◆ DATASET ROWS
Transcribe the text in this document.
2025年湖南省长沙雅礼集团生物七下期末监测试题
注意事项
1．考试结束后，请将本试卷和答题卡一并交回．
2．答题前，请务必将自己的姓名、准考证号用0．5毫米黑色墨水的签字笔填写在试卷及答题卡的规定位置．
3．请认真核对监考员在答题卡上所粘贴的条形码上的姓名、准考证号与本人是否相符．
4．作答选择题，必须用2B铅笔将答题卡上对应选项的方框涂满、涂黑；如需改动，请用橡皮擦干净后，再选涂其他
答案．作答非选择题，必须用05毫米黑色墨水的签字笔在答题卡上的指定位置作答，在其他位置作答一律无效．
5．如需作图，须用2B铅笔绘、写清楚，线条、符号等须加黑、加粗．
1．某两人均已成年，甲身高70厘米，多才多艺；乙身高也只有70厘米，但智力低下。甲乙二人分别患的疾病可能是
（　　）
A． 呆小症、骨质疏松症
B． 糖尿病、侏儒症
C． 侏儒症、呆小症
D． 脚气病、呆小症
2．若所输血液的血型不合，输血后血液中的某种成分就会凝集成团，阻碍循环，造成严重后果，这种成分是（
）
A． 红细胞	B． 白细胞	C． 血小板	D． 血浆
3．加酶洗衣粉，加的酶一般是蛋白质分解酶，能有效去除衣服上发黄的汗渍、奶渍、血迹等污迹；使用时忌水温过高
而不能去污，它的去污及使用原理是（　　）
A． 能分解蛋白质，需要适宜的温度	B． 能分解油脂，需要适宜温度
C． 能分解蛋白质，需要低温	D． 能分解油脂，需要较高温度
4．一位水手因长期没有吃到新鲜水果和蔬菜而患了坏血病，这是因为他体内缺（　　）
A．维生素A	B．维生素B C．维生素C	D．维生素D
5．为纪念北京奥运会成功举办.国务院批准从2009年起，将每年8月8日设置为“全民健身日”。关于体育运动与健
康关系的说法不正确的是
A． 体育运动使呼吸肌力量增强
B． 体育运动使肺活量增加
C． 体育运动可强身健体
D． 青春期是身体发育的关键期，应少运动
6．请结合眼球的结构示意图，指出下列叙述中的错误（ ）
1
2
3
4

◆ INSTRUCTIONS FOR THE TASK
Print the records above in full, exactly.

◆ TASK OUTPUT
Transcribe the text in this document.
2025年湖南省长沙雅礼集团生物七下期末监测试题
注意事项
1．考试结束后，请将本试卷和答题卡一并交回．
2．答题前，请务必将自己的姓名、准考证号用0．5毫米黑色墨水的签字笔填写在试卷及答题卡的规定位置．
3．请认真核对监考员在答题卡上所粘贴的条形码上的姓名、准考证号与本人是否相符．
4．作答选择题，必须用2B铅笔将答题卡上对应选项的方框涂满、涂黑；如需改动，请用橡皮擦干净后，再选涂其他
答案．作答非选择题，必须用05毫米黑色墨水的签字笔在答题卡上的指定位置作答，在其他位置作答一律无效．
5．如需作图，须用2B铅笔绘、写清楚，线条、符号等须加黑、加粗．
1．某两人均已成年，甲身高70厘米，多才多艺；乙身高也只有70厘米，但智力低下。甲乙二人分别患的疾病可能是
（　　）
A． 呆小症、骨质疏松症
B． 糖尿病、侏儒症
C． 侏儒症、呆小症
D． 脚气病、呆小症
2．若所输血液的血型不合，输血后血液中的某种成分就会凝集成团，阻碍循环，造成严重后果，这种成分是（
）
A． 红细胞	B． 白细胞	C． 血小板	D． 血浆
3．加酶洗衣粉，加的酶一般是蛋白质分解酶，能有效去除衣服上发黄的汗渍、奶渍、血迹等污迹；使用时忌水温过高
而不能去污，它的去污及使用原理是（　　）
A． 能分解蛋白质，需要适宜的温度	B． 能分解油脂，需要适宜温度
C． 能分解蛋白质，需要低温	D． 能分解油脂，需要较高温度
4．一位水手因长期没有吃到新鲜水果和蔬菜而患了坏血病，这是因为他体内缺（　　）
A．维生素A	B．维生素B C．维生素C	D．维生素D
5．为纪念北京奥运会成功举办.国务院批准从2009年起，将每年8月8日设置为“全民健身日”。关于体育运动与健
康关系的说法不正确的是
A． 体育运动使呼吸肌力量增强
B． 体育运动使肺活量增加
C． 体育运动可强身健体
D． 青春期是身体发育的关键期，应少运动
6．请结合眼球的结构示意图，指出下列叙述中的错误（ ）
1
2
3
4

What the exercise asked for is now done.